■ WHAT THE TASK ASKS:
Write out all the entries word for word and omit any pictures.

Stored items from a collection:
━━━━━━━━━━━━━━━━

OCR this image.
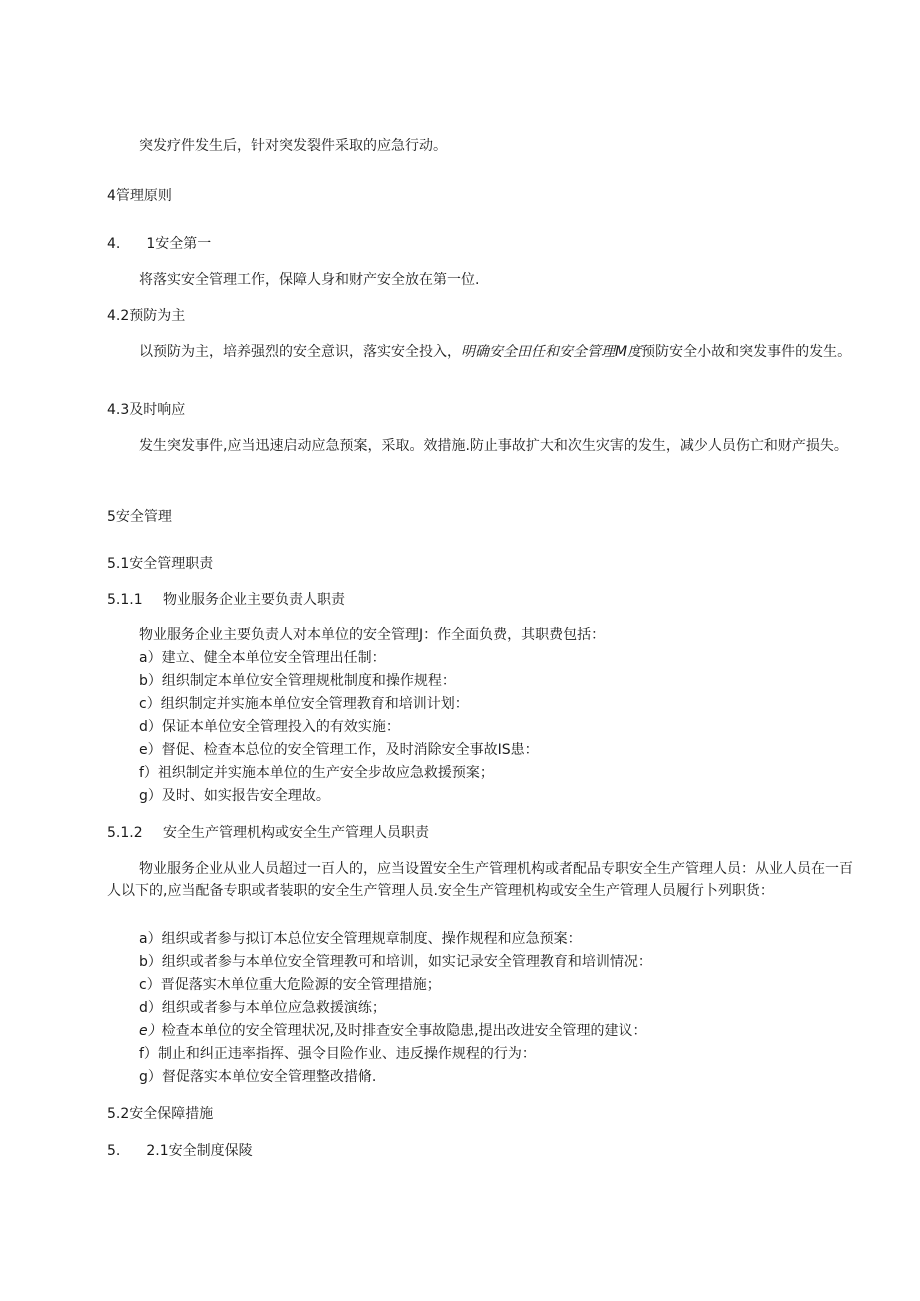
突发疗件发生后，针对突发裂件采取的应急行动。

4管理原则

4. 1安全第一

将落实安全管理工作，保障人身和财产安全放在第一位.

4.2预防为主

以预防为主，培养强烈的安全意识，落实安全投入，明确安全田任和安全管理M度预防安全小故和突发事件的发生。

4.3及时响应

发生突发事件,应当迅速启动应急预案，采取。效措施.防止事故扩大和次生灾害的发生，减少人员伤亡和财产损失。

5安全管理

5.1安全管理职责

5.1.1 物业服务企业主要负责人职责

物业服务企业主要负责人对本单位的安全管理J：作全面负费，其职费包括：

a）建立、健全本单位安全管理出任制：

b）组织制定本单位安全管理规枇制度和操作规程：

c）组织制定并实施本单位安全管理教育和培训计划：

d）保证本单位安全管理投入的有效实施：

e）督促、检查本总位的安全管理工作，及时消除安全事故IS患：

f）祖织制定并实施本单位的生产安全步故应急救援预案；

g）及时、如实报告安全理故。

5.1.2 安全生产管理机构或安全生产管理人员职责

物业服务企业从业人员超过一百人的，应当设置安全生产管理机构或者配品专职安全生产管理人员：从业人员在一百人以下的,应当配备专职或者装职的安全生产管理人员.安全生产管理机构或安全生产管理人员履行卜列职货：

a）组织或者参与拟订本总位安全管理规章制度、操作规程和应急预案：

b）组织或者参与本单位安全管理教可和培训，如实记录安全管理教育和培训情况：

c）晋促落实木单位重大危险源的安全管理措施；

d）组织或者参与本单位应急救援演练；

e）检查本单位的安全管理状况,及时排查安全事故隐患,提出改进安全管理的建议：

f）制止和纠正违率指挥、强令目险作业、违反操作规程的行为：

g）督促落实本单位安全管理整改措脩.

5.2安全保障措施

5. 2.1安全制度保陵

━━━━━━━━━━━━━━━━

■ CORRECT OUTPUT:
OCR this image.
突发疗件发生后，针对突发裂件采取的应急行动。

4管理原则

4. 1安全第一

将落实安全管理工作，保障人身和财产安全放在第一位.

4.2预防为主

以预防为主，培养强烈的安全意识，落实安全投入，明确安全田任和安全管理M度预防安全小故和突发事件的发生。

4.3及时响应

发生突发事件,应当迅速启动应急预案，采取。效措施.防止事故扩大和次生灾害的发生，减少人员伤亡和财产损失。

5安全管理

5.1安全管理职责

5.1.1 物业服务企业主要负责人职责

物业服务企业主要负责人对本单位的安全管理J：作全面负费，其职费包括：

a）建立、健全本单位安全管理出任制：

b）组织制定本单位安全管理规枇制度和操作规程：

c）组织制定并实施本单位安全管理教育和培训计划：

d）保证本单位安全管理投入的有效实施：

e）督促、检查本总位的安全管理工作，及时消除安全事故IS患：

f）祖织制定并实施本单位的生产安全步故应急救援预案；

g）及时、如实报告安全理故。

5.1.2 安全生产管理机构或安全生产管理人员职责

物业服务企业从业人员超过一百人的，应当设置安全生产管理机构或者配品专职安全生产管理人员：从业人员在一百人以下的,应当配备专职或者装职的安全生产管理人员.安全生产管理机构或安全生产管理人员履行卜列职货：

a）组织或者参与拟订本总位安全管理规章制度、操作规程和应急预案：

b）组织或者参与本单位安全管理教可和培训，如实记录安全管理教育和培训情况：

c）晋促落实木单位重大危险源的安全管理措施；

d）组织或者参与本单位应急救援演练；

e）检查本单位的安全管理状况,及时排查安全事故隐患,提出改进安全管理的建议：

f）制止和纠正违率指挥、强令目险作业、违反操作规程的行为：

g）督促落实本单位安全管理整改措脩.

5.2安全保障措施

5. 2.1安全制度保陵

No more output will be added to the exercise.